*Challenge A*
According to the text about the Texas Rangers, how many officers make up today's elite force?
*Challenge B*
Reproduce everything in the text about the Texas Rangers from "Originally a grassroots" down to "film and television.", updating "saddles" to "spurs".

*Text segment*
——————————
Courtesy Waco and the Heart of Texas

Texas Rangers wear tall white hats and silver star-shaped badges made from Mexican pesos. They inspire fictional characters such as the Lone Ranger and Gus McCrae of “Lonesome Dove.” They aren’t your average lawmen.

Even today, 190 years after the force was created, the appearance of a Texas Ranger causes a stir, said Byron Johnson, executive director of the Texas Ranger Hall of Fame and Museum in Waco.

A Ranger dining in public, is likely to be “mobbed like a rock star” by citizens seeking an autograph, says Johnson, who oversees a collection that traces the Texas Rangers’ history.

Originally a grassroots group of farmers, teachers and other regular citizens that warded off Indian attacks, today’s Rangers are an elite force of 150 officers who investigate major crimes, often aiding understaffed local police forces.

Weapons dominate the museum’s collection, but there are also plenty of badges, handcuffs, uniforms, saddles, belt buckles, paintings and photographs. Movie posters, film clips and costumes remind of the Rangers’ starring roles in film and television.

A research center onsite is the haunt of filmmakers, authors and family historians; a 6,500-square-foot conference center with views of the Brazos River was updated two years ago and hosts dinners, receptions and meetings. Events can include museum tours to educate attendees about the oldest state law enforcement agency in the country, authorized in 1823.

Although the Texas Rangers’ authority is limited to Texas, the force’s notoriety goes far beyond. According to Johnson, a good portion of the 80,000 to 100,000 people who visit the Rangers museum each year are from other countries. In places as far-flung as Belgium and Australia, grown men join Texas Rangers re-enactor groups.

“The two best-known things in Texas, outside the state,” said Johnson, “are the Alamo and the Texas Rangers.”

Having a familial tie to a Texas Ranger is a major point of pride. “In Texas, having an ancestor who was a Texas Ranger is like having a Mayflower ancestor would be to someone on the East Coast,” he said.

In an era when good guys sometimes aren’t, the Texas Rangers continue to deserve their white hats, Johnson said. “They still have that Lone Ranger image,” he said. “Impartial, level-headed law enforcement people. They are one of the last unsoiled American icons. We are helping to preserve an ideal that we think is very needed today.”
——————————
*Material supplied*
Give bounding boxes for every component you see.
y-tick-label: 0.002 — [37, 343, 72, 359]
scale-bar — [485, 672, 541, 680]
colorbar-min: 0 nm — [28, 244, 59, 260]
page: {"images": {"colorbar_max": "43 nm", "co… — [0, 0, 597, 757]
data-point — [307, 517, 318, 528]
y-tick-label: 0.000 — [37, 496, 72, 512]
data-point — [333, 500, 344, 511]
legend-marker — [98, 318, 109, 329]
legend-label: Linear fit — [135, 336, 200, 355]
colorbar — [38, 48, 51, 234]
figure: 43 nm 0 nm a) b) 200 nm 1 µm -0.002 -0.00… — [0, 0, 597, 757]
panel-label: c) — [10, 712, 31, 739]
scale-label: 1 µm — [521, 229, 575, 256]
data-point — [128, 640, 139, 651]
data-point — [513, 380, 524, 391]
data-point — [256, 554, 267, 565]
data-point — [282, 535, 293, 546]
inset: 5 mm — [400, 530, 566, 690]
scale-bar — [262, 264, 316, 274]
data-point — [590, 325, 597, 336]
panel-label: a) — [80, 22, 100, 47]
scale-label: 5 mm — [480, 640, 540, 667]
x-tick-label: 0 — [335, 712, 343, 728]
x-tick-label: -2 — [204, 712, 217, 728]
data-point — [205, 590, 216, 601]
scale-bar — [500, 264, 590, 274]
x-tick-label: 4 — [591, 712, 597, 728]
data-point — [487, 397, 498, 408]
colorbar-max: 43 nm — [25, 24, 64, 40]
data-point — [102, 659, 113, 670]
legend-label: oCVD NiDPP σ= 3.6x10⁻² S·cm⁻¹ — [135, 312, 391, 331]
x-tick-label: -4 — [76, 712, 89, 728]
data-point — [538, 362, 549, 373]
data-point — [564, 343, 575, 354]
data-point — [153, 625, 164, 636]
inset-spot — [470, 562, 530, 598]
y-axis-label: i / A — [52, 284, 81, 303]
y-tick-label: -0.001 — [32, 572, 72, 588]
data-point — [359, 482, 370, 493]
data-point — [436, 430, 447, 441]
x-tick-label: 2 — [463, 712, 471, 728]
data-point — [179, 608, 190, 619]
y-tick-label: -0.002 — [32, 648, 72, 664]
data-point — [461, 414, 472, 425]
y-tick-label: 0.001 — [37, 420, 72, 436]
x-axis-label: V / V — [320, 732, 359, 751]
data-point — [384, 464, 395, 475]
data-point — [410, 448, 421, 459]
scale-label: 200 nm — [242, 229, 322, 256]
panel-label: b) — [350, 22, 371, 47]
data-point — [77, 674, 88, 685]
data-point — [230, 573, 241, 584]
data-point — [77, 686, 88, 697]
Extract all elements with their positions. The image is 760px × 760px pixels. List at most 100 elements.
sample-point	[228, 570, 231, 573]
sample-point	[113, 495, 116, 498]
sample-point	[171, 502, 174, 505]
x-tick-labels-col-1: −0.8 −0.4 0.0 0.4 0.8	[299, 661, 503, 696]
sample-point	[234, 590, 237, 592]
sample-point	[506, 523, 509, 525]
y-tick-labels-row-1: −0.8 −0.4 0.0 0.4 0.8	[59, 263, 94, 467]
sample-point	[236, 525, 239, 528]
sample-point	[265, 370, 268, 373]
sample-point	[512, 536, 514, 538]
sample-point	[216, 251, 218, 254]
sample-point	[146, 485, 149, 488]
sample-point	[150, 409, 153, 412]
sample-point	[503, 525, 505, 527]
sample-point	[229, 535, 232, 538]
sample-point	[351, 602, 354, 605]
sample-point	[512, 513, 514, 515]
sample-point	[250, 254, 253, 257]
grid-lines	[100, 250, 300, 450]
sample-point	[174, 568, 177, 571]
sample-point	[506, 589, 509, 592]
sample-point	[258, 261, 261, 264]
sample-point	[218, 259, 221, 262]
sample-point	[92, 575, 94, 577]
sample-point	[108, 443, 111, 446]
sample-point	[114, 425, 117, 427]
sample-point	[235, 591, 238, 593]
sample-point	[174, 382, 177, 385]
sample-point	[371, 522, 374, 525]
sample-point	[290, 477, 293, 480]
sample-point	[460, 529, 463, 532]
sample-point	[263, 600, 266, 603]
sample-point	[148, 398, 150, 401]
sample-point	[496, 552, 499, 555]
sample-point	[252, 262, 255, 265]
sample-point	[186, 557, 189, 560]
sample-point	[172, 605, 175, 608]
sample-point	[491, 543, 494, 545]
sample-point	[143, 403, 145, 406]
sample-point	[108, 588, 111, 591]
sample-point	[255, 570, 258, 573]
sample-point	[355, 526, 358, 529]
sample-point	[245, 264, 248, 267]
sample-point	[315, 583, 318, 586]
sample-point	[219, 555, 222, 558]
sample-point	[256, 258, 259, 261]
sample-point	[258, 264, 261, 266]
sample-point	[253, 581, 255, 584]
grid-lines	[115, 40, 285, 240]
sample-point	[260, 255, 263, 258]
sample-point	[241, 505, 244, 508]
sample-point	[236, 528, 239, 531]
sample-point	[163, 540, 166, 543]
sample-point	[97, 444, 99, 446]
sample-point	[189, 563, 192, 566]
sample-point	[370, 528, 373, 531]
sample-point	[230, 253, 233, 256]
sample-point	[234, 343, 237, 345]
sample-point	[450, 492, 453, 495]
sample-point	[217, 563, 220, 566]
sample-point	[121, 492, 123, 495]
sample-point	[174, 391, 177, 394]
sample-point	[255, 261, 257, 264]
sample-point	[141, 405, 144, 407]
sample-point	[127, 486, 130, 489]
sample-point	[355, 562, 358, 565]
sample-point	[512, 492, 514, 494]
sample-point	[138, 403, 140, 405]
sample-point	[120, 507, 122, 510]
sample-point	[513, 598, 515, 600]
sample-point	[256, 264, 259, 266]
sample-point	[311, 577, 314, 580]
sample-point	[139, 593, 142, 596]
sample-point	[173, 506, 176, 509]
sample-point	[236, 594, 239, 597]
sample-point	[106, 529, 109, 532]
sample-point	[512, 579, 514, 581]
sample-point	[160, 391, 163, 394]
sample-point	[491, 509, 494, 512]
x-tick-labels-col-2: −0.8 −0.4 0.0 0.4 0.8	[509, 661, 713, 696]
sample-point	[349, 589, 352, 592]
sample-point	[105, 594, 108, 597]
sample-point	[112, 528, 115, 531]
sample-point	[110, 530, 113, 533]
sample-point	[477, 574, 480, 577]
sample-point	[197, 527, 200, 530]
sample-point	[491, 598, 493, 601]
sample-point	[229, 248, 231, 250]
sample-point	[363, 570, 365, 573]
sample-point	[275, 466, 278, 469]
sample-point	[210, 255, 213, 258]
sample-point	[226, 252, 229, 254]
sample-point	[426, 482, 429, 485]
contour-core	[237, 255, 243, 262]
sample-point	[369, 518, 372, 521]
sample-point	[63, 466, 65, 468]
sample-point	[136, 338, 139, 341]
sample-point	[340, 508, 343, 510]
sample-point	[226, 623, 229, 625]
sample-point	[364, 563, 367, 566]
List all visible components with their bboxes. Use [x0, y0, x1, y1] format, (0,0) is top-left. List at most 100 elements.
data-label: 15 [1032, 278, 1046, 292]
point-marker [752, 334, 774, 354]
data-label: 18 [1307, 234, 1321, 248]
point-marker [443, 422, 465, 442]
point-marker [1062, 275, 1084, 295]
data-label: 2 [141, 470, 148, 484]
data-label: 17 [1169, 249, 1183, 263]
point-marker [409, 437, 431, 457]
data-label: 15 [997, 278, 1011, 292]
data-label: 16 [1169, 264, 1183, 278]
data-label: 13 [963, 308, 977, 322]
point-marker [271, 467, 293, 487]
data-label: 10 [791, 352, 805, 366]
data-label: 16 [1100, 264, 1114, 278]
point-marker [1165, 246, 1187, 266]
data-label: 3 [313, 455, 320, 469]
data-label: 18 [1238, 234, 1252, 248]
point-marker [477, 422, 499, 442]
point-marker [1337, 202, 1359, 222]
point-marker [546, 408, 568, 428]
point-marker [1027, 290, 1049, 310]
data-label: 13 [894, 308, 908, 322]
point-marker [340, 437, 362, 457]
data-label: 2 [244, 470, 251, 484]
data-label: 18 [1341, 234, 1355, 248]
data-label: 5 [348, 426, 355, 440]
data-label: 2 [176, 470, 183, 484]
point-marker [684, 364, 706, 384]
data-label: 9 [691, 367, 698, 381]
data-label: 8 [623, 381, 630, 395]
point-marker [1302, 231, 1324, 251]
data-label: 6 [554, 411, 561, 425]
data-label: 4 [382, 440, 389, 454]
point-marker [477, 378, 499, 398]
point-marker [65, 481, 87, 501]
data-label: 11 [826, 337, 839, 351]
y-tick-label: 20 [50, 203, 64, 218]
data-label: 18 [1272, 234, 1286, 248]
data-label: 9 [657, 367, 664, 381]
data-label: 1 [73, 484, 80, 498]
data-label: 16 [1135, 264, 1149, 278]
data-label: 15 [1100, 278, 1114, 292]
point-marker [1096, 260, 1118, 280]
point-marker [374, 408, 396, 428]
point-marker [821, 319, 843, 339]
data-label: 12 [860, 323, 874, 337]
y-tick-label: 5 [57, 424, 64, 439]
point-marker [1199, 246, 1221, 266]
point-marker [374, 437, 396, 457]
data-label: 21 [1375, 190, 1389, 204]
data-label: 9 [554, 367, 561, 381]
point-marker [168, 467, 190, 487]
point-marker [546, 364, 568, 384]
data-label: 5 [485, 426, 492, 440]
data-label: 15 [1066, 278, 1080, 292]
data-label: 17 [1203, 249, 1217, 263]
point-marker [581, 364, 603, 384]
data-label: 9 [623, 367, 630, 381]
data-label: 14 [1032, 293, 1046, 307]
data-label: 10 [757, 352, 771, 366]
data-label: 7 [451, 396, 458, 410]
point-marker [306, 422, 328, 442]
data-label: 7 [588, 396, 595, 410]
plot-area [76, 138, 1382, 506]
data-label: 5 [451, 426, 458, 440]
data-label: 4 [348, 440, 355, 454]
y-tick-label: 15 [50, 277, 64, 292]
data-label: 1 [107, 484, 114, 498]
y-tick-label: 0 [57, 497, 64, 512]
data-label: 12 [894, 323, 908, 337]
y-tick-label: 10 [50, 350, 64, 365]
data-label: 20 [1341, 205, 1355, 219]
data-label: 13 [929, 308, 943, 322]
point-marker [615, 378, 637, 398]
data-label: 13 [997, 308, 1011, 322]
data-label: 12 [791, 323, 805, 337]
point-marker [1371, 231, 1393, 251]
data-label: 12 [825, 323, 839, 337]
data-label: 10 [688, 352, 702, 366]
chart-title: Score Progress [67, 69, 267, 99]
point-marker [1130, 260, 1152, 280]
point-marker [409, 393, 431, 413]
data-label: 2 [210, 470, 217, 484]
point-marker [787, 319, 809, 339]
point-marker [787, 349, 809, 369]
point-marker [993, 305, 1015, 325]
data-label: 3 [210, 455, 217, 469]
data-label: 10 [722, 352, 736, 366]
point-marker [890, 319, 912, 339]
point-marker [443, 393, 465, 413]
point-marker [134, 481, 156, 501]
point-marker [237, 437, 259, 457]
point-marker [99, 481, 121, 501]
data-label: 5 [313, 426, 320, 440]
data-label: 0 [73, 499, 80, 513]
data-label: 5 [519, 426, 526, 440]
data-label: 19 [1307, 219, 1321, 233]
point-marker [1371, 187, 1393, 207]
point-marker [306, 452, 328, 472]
——————————
*Worked solution A*
150 officers.

*Worked solution B*
Originally a grassroots group of farmers, teachers and other regular citizens that warded off Indian attacks, today’s Rangers are an elite force of 150 officers who investigate major crimes, often aiding understaffed local police forces.

Weapons dominate the museum’s collection, but there are also plenty of badges, handcuffs, uniforms, spurs, belt buckles, paintings and photographs. Movie posters, film clips and costumes remind of the Rangers’ starring roles in film and television.